• Source data:
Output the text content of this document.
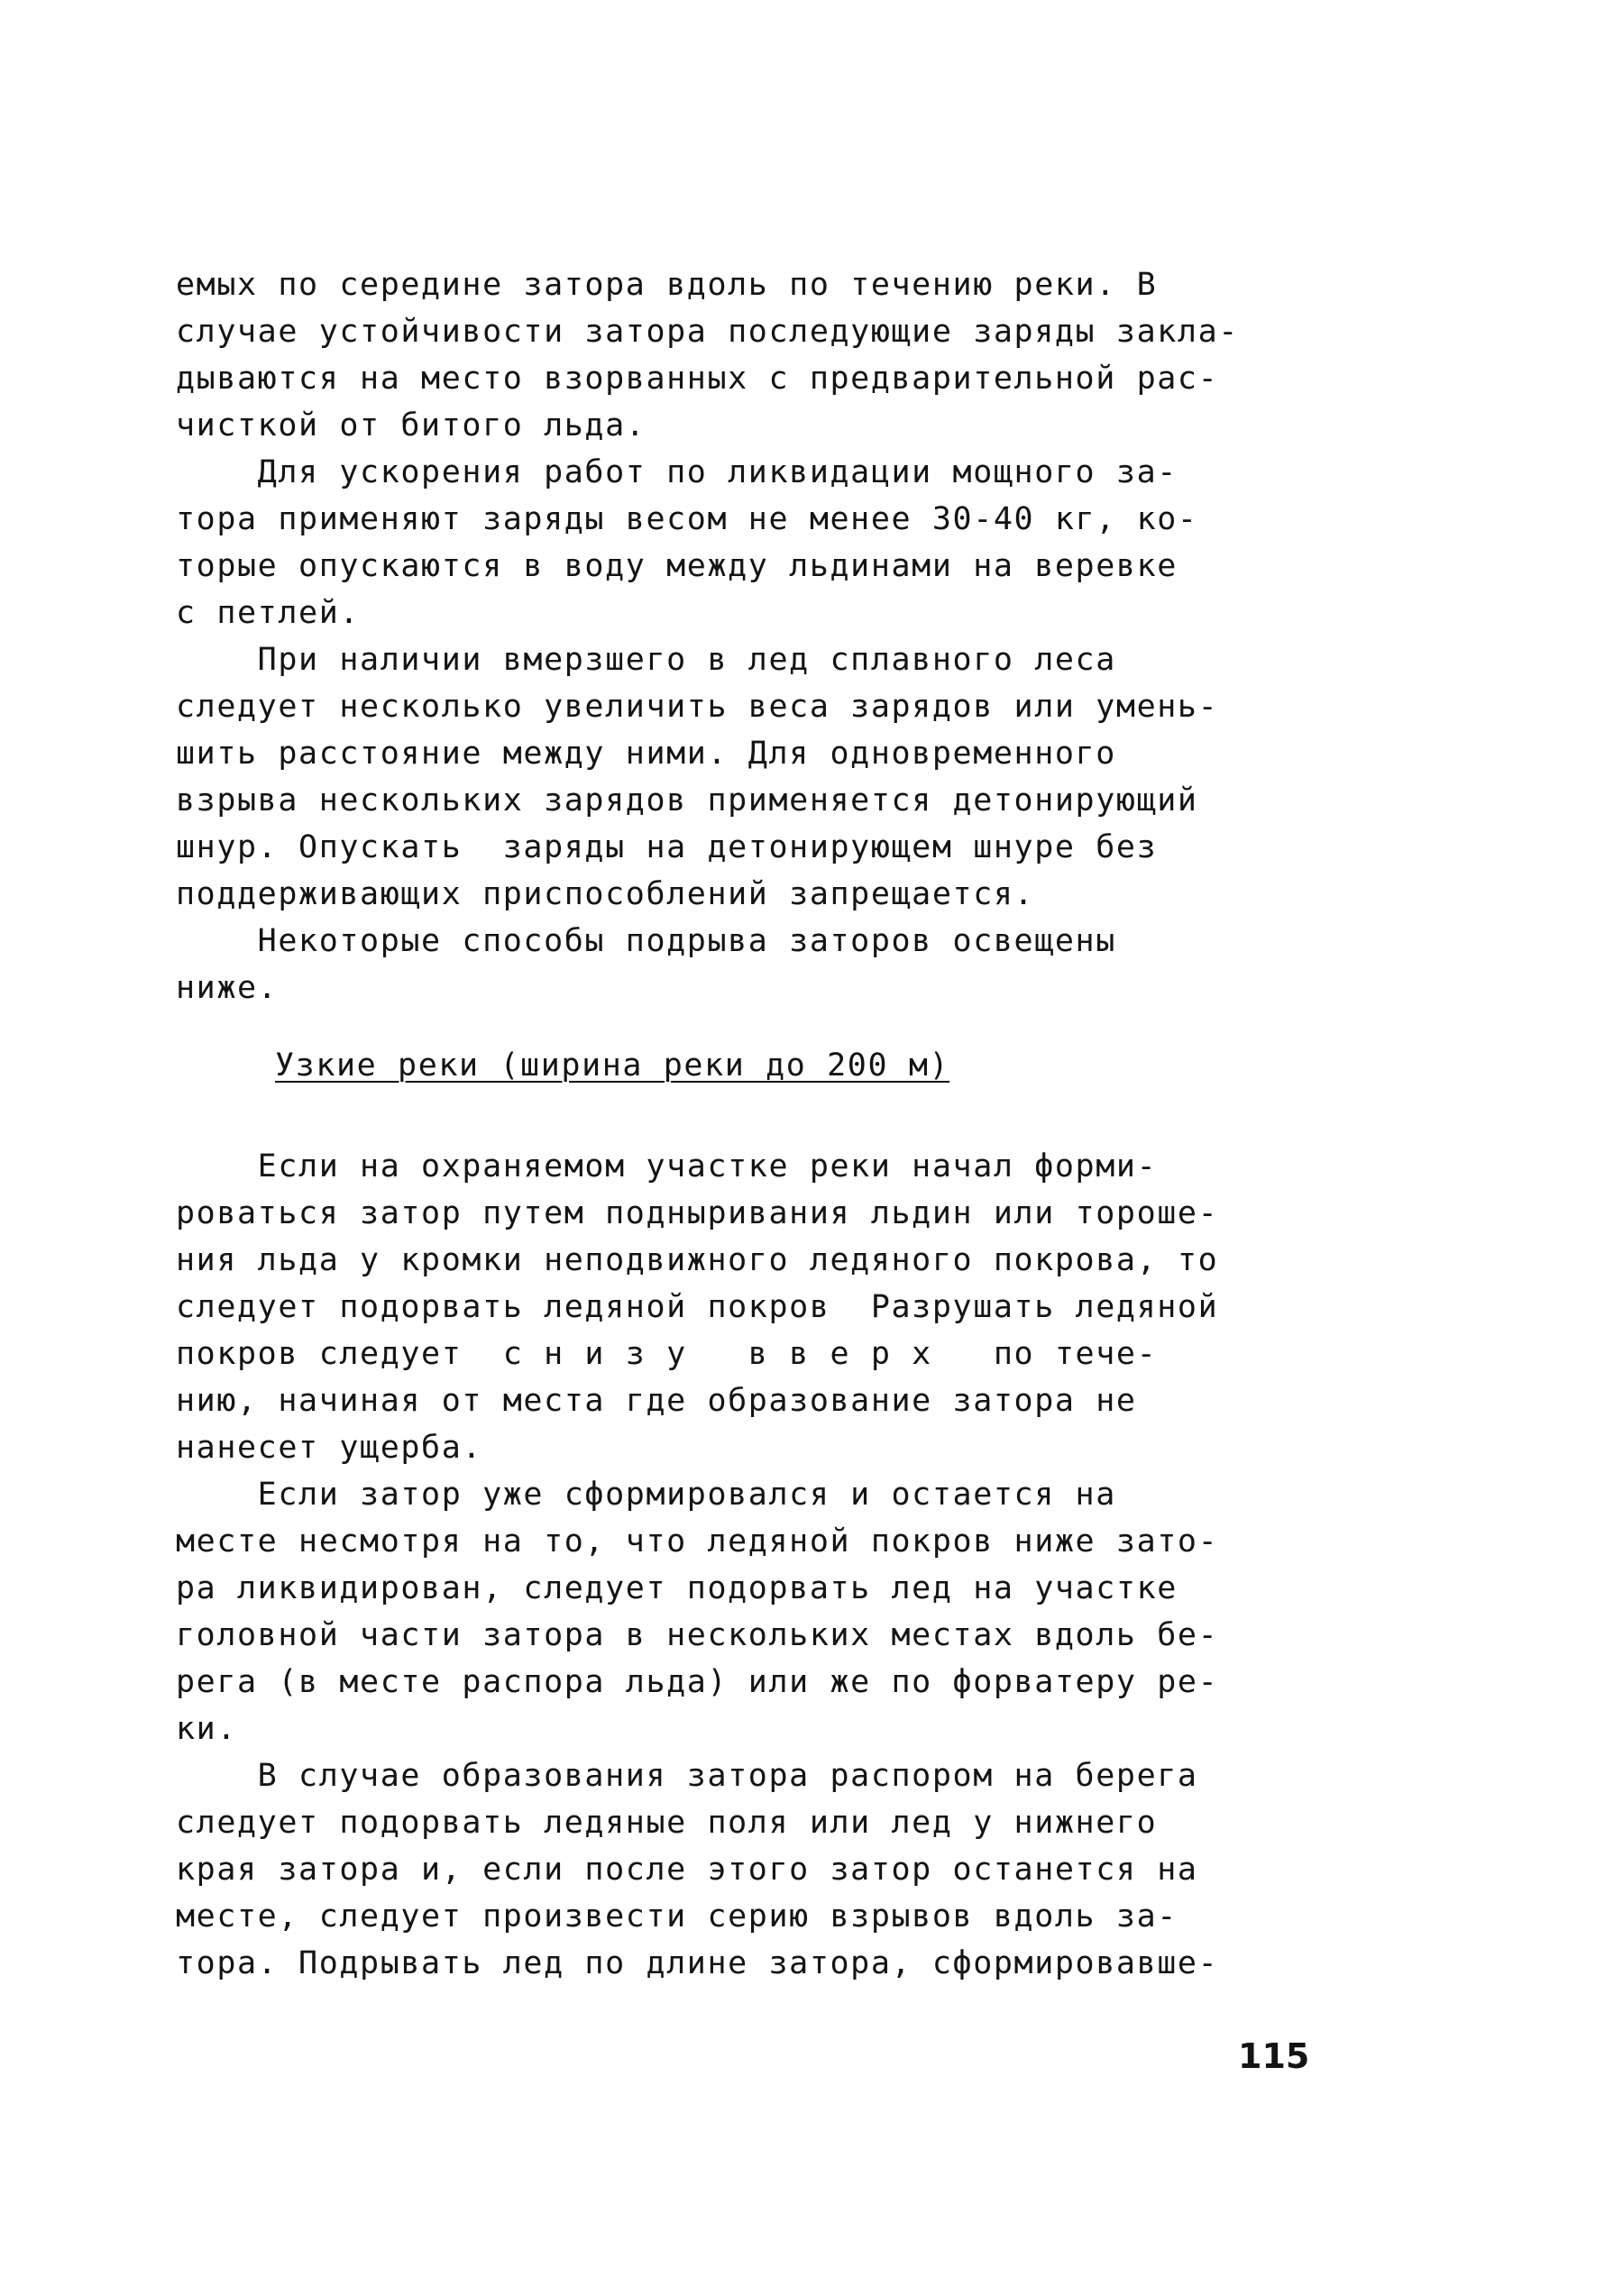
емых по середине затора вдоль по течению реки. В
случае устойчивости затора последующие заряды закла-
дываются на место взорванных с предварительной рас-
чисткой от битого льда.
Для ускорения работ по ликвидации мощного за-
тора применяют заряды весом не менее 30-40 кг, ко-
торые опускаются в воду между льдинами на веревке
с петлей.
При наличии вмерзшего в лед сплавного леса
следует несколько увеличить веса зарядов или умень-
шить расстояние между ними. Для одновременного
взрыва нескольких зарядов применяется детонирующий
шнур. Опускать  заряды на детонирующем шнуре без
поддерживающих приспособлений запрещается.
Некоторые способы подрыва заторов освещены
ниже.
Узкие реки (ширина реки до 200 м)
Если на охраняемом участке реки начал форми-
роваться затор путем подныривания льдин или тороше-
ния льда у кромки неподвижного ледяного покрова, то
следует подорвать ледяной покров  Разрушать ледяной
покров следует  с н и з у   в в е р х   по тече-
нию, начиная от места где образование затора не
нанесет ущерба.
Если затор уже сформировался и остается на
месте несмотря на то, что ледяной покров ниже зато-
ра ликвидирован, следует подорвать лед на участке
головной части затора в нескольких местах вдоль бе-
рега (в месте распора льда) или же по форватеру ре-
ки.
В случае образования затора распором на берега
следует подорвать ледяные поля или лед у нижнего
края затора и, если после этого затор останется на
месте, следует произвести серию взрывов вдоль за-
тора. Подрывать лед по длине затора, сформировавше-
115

• Task brief: Make an exact copy of the whole listing, but don't bring over any pictures.

• Answer to this problem:
Output the text content of this document.
емых по середине затора вдоль по течению реки. В
случае устойчивости затора последующие заряды закла-
дываются на место взорванных с предварительной рас-
чисткой от битого льда.
Для ускорения работ по ликвидации мощного за-
тора применяют заряды весом не менее 30-40 кг, ко-
торые опускаются в воду между льдинами на веревке
с петлей.
При наличии вмерзшего в лед сплавного леса
следует несколько увеличить веса зарядов или умень-
шить расстояние между ними. Для одновременного
взрыва нескольких зарядов применяется детонирующий
шнур. Опускать  заряды на детонирующем шнуре без
поддерживающих приспособлений запрещается.
Некоторые способы подрыва заторов освещены
ниже.
Узкие реки (ширина реки до 200 м)
Если на охраняемом участке реки начал форми-
роваться затор путем подныривания льдин или тороше-
ния льда у кромки неподвижного ледяного покрова, то
следует подорвать ледяной покров  Разрушать ледяной
покров следует  с н и з у   в в е р х   по тече-
нию, начиная от места где образование затора не
нанесет ущерба.
Если затор уже сформировался и остается на
месте несмотря на то, что ледяной покров ниже зато-
ра ликвидирован, следует подорвать лед на участке
головной части затора в нескольких местах вдоль бе-
рега (в месте распора льда) или же по форватеру ре-
ки.
В случае образования затора распором на берега
следует подорвать ледяные поля или лед у нижнего
края затора и, если после этого затор останется на
месте, следует произвести серию взрывов вдоль за-
тора. Подрывать лед по длине затора, сформировавше-
115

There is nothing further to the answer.